**Stated problem:**
Exclude the pictures, then repeat the remaining data exactly.

━━━

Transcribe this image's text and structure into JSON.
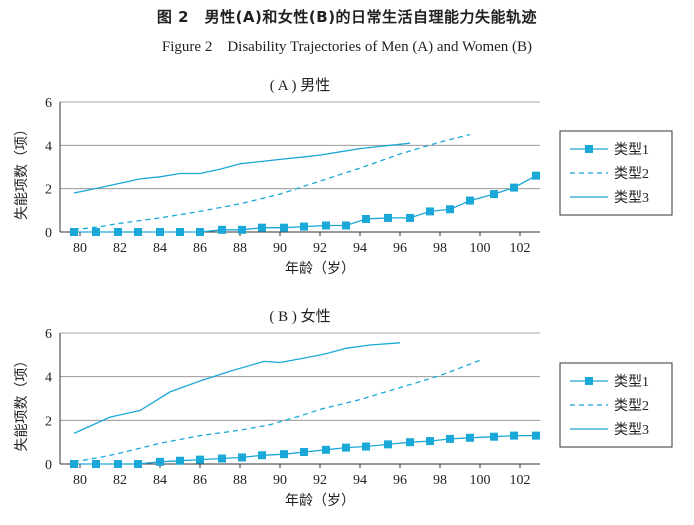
{
  "figure": {
    "title_zh": "图 2　男性(A)和女性(B)的日常生活自理能力失能轨迹",
    "title_en": "Figure 2　Disability Trajectories of Men (A) and Women (B)"
  },
  "colors": {
    "series": "#1aa8d8",
    "grid": "#8a8a8a",
    "text": "#231f20"
  },
  "chart_data": [
    {
      "type": "line",
      "title": "( A ) 男性",
      "xlabel": "年龄（岁）",
      "ylabel": "失能项数（项）",
      "xlim": [
        79,
        103
      ],
      "ylim": [
        0,
        6
      ],
      "xticks": [
        80,
        82,
        84,
        86,
        88,
        90,
        92,
        94,
        96,
        98,
        100,
        102
      ],
      "yticks": [
        0,
        2,
        4,
        6
      ],
      "grid": "horizontal",
      "legend": "right",
      "series": [
        {
          "name": "类型1",
          "style": "solid-square-markers",
          "x": [
            79.7,
            80.8,
            81.9,
            82.9,
            84.0,
            85.0,
            86.0,
            87.1,
            88.1,
            89.1,
            90.2,
            91.2,
            92.3,
            93.3,
            94.3,
            95.4,
            96.5,
            97.5,
            98.5,
            99.5,
            100.7,
            101.7,
            102.8
          ],
          "y": [
            0.0,
            0.0,
            0.0,
            0.0,
            0.0,
            0.0,
            0.0,
            0.1,
            0.1,
            0.2,
            0.2,
            0.25,
            0.3,
            0.3,
            0.6,
            0.65,
            0.65,
            0.95,
            1.05,
            1.45,
            1.75,
            2.05,
            2.6
          ]
        },
        {
          "name": "类型2",
          "style": "dashed",
          "x": [
            79.7,
            81,
            82,
            84,
            86,
            88,
            90,
            92,
            94,
            96,
            98,
            99.5
          ],
          "y": [
            0.1,
            0.25,
            0.4,
            0.65,
            0.95,
            1.3,
            1.75,
            2.35,
            2.95,
            3.6,
            4.15,
            4.5
          ]
        },
        {
          "name": "类型3",
          "style": "solid",
          "x": [
            79.7,
            81,
            82,
            83,
            84,
            85,
            86,
            87,
            88,
            89,
            90,
            91,
            92,
            93,
            94,
            95,
            96.5
          ],
          "y": [
            1.8,
            2.05,
            2.25,
            2.45,
            2.55,
            2.7,
            2.7,
            2.9,
            3.15,
            3.25,
            3.35,
            3.45,
            3.55,
            3.7,
            3.85,
            3.95,
            4.1
          ]
        }
      ]
    },
    {
      "type": "line",
      "title": "( B ) 女性",
      "xlabel": "年龄（岁）",
      "ylabel": "失能项数（项）",
      "xlim": [
        79,
        103
      ],
      "ylim": [
        0,
        6
      ],
      "xticks": [
        80,
        82,
        84,
        86,
        88,
        90,
        92,
        94,
        96,
        98,
        100,
        102
      ],
      "yticks": [
        0,
        2,
        4,
        6
      ],
      "grid": "horizontal",
      "legend": "right",
      "series": [
        {
          "name": "类型1",
          "style": "solid-square-markers",
          "x": [
            79.7,
            80.8,
            81.9,
            82.9,
            84.0,
            85.0,
            86.0,
            87.1,
            88.1,
            89.1,
            90.2,
            91.2,
            92.3,
            93.3,
            94.3,
            95.4,
            96.5,
            97.5,
            98.5,
            99.5,
            100.7,
            101.7,
            102.8
          ],
          "y": [
            0.0,
            0.0,
            0.0,
            0.0,
            0.1,
            0.15,
            0.2,
            0.25,
            0.3,
            0.4,
            0.45,
            0.55,
            0.65,
            0.75,
            0.8,
            0.9,
            1.0,
            1.05,
            1.15,
            1.2,
            1.25,
            1.3,
            1.3
          ]
        },
        {
          "name": "类型2",
          "style": "dashed",
          "x": [
            79.7,
            81,
            82,
            84,
            86,
            88,
            89.5,
            91,
            92,
            94,
            96,
            98,
            100
          ],
          "y": [
            0.1,
            0.3,
            0.5,
            0.95,
            1.3,
            1.55,
            1.8,
            2.2,
            2.5,
            2.95,
            3.5,
            4.05,
            4.75
          ]
        },
        {
          "name": "类型3",
          "style": "solid",
          "x": [
            79.7,
            81.5,
            83,
            84.5,
            86,
            87.5,
            89.2,
            90,
            91.2,
            92.3,
            93.3,
            94.5,
            96
          ],
          "y": [
            1.4,
            2.15,
            2.45,
            3.3,
            3.8,
            4.25,
            4.7,
            4.65,
            4.85,
            5.05,
            5.3,
            5.45,
            5.55
          ]
        }
      ]
    }
  ]
}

━━━

**Full answer:**
Transcribe this image's text and structure into JSON.
{
  "figure": {
    "title_zh": "图 2　男性(A)和女性(B)的日常生活自理能力失能轨迹",
    "title_en": "Figure 2　Disability Trajectories of Men (A) and Women (B)"
  },
  "colors": {
    "series": "#1aa8d8",
    "grid": "#8a8a8a",
    "text": "#231f20"
  },
  "chart_data": [
    {
      "type": "line",
      "title": "( A ) 男性",
      "xlabel": "年龄（岁）",
      "ylabel": "失能项数（项）",
      "xlim": [
        79,
        103
      ],
      "ylim": [
        0,
        6
      ],
      "xticks": [
        80,
        82,
        84,
        86,
        88,
        90,
        92,
        94,
        96,
        98,
        100,
        102
      ],
      "yticks": [
        0,
        2,
        4,
        6
      ],
      "grid": "horizontal",
      "legend": "right",
      "series": [
        {
          "name": "类型1",
          "style": "solid-square-markers",
          "x": [
            79.7,
            80.8,
            81.9,
            82.9,
            84.0,
            85.0,
            86.0,
            87.1,
            88.1,
            89.1,
            90.2,
            91.2,
            92.3,
            93.3,
            94.3,
            95.4,
            96.5,
            97.5,
            98.5,
            99.5,
            100.7,
            101.7,
            102.8
          ],
          "y": [
            0.0,
            0.0,
            0.0,
            0.0,
            0.0,
            0.0,
            0.0,
            0.1,
            0.1,
            0.2,
            0.2,
            0.25,
            0.3,
            0.3,
            0.6,
            0.65,
            0.65,
            0.95,
            1.05,
            1.45,
            1.75,
            2.05,
            2.6
          ]
        },
        {
          "name": "类型2",
          "style": "dashed",
          "x": [
            79.7,
            81,
            82,
            84,
            86,
            88,
            90,
            92,
            94,
            96,
            98,
            99.5
          ],
          "y": [
            0.1,
            0.25,
            0.4,
            0.65,
            0.95,
            1.3,
            1.75,
            2.35,
            2.95,
            3.6,
            4.15,
            4.5
          ]
        },
        {
          "name": "类型3",
          "style": "solid",
          "x": [
            79.7,
            81,
            82,
            83,
            84,
            85,
            86,
            87,
            88,
            89,
            90,
            91,
            92,
            93,
            94,
            95,
            96.5
          ],
          "y": [
            1.8,
            2.05,
            2.25,
            2.45,
            2.55,
            2.7,
            2.7,
            2.9,
            3.15,
            3.25,
            3.35,
            3.45,
            3.55,
            3.7,
            3.85,
            3.95,
            4.1
          ]
        }
      ]
    },
    {
      "type": "line",
      "title": "( B ) 女性",
      "xlabel": "年龄（岁）",
      "ylabel": "失能项数（项）",
      "xlim": [
        79,
        103
      ],
      "ylim": [
        0,
        6
      ],
      "xticks": [
        80,
        82,
        84,
        86,
        88,
        90,
        92,
        94,
        96,
        98,
        100,
        102
      ],
      "yticks": [
        0,
        2,
        4,
        6
      ],
      "grid": "horizontal",
      "legend": "right",
      "series": [
        {
          "name": "类型1",
          "style": "solid-square-markers",
          "x": [
            79.7,
            80.8,
            81.9,
            82.9,
            84.0,
            85.0,
            86.0,
            87.1,
            88.1,
            89.1,
            90.2,
            91.2,
            92.3,
            93.3,
            94.3,
            95.4,
            96.5,
            97.5,
            98.5,
            99.5,
            100.7,
            101.7,
            102.8
          ],
          "y": [
            0.0,
            0.0,
            0.0,
            0.0,
            0.1,
            0.15,
            0.2,
            0.25,
            0.3,
            0.4,
            0.45,
            0.55,
            0.65,
            0.75,
            0.8,
            0.9,
            1.0,
            1.05,
            1.15,
            1.2,
            1.25,
            1.3,
            1.3
          ]
        },
        {
          "name": "类型2",
          "style": "dashed",
          "x": [
            79.7,
            81,
            82,
            84,
            86,
            88,
            89.5,
            91,
            92,
            94,
            96,
            98,
            100
          ],
          "y": [
            0.1,
            0.3,
            0.5,
            0.95,
            1.3,
            1.55,
            1.8,
            2.2,
            2.5,
            2.95,
            3.5,
            4.05,
            4.75
          ]
        },
        {
          "name": "类型3",
          "style": "solid",
          "x": [
            79.7,
            81.5,
            83,
            84.5,
            86,
            87.5,
            89.2,
            90,
            91.2,
            92.3,
            93.3,
            94.5,
            96
          ],
          "y": [
            1.4,
            2.15,
            2.45,
            3.3,
            3.8,
            4.25,
            4.7,
            4.65,
            4.85,
            5.05,
            5.3,
            5.45,
            5.55
          ]
        }
      ]
    }
  ]
}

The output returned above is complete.